[Dataset listings of figures]
####################
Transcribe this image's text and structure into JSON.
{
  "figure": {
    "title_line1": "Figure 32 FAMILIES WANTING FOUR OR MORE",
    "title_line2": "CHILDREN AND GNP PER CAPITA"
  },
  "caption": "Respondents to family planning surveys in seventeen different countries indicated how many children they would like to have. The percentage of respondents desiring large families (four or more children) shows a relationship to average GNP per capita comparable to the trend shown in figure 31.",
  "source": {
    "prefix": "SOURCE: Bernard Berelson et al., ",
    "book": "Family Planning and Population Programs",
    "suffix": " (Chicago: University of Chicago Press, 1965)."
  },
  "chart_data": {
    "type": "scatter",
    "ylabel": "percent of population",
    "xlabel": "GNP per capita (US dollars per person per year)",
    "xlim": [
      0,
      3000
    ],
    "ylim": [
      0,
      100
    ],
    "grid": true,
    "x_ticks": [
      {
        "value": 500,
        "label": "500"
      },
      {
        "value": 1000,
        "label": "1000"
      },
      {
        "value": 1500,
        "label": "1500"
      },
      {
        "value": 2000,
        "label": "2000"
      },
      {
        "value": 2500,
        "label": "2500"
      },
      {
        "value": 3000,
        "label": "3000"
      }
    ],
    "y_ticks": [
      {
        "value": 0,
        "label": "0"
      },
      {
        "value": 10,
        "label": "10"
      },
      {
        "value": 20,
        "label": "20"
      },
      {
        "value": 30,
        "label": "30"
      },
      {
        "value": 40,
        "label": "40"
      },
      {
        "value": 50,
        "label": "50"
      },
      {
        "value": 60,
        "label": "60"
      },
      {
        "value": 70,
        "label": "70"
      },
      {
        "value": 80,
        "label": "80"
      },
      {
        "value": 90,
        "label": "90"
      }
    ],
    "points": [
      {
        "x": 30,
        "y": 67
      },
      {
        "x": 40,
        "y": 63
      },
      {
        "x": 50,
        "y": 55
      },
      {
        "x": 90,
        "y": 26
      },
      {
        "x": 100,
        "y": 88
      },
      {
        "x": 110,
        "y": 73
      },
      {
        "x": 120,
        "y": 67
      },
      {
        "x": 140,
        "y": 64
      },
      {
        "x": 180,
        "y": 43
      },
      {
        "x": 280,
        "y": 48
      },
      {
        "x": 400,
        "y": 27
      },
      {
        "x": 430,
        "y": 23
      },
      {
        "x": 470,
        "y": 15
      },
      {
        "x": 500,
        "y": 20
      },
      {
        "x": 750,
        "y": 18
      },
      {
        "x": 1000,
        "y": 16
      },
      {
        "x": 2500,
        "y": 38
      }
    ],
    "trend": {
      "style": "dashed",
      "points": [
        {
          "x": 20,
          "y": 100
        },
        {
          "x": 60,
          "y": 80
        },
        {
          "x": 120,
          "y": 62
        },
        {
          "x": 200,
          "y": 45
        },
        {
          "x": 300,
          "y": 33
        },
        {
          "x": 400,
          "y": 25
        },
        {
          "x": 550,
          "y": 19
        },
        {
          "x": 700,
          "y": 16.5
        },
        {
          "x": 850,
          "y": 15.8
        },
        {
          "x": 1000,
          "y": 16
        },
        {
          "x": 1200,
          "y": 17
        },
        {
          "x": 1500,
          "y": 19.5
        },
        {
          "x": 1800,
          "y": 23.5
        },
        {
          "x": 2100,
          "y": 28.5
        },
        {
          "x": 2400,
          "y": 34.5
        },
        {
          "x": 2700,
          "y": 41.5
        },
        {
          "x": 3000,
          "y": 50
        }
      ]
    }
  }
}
####################
● **Instruction**
Using the listing above, locate the lines that hold "trend" and copy each one.

● **Output below**
  "caption": "Respondents to family planning surveys in seventeen different countries indicated how many children they would like to have. The percentage of respondents desiring large families (four or more children) shows a relationship to average GNP per capita comparable to the trend shown in figure 31.",
    "trend": {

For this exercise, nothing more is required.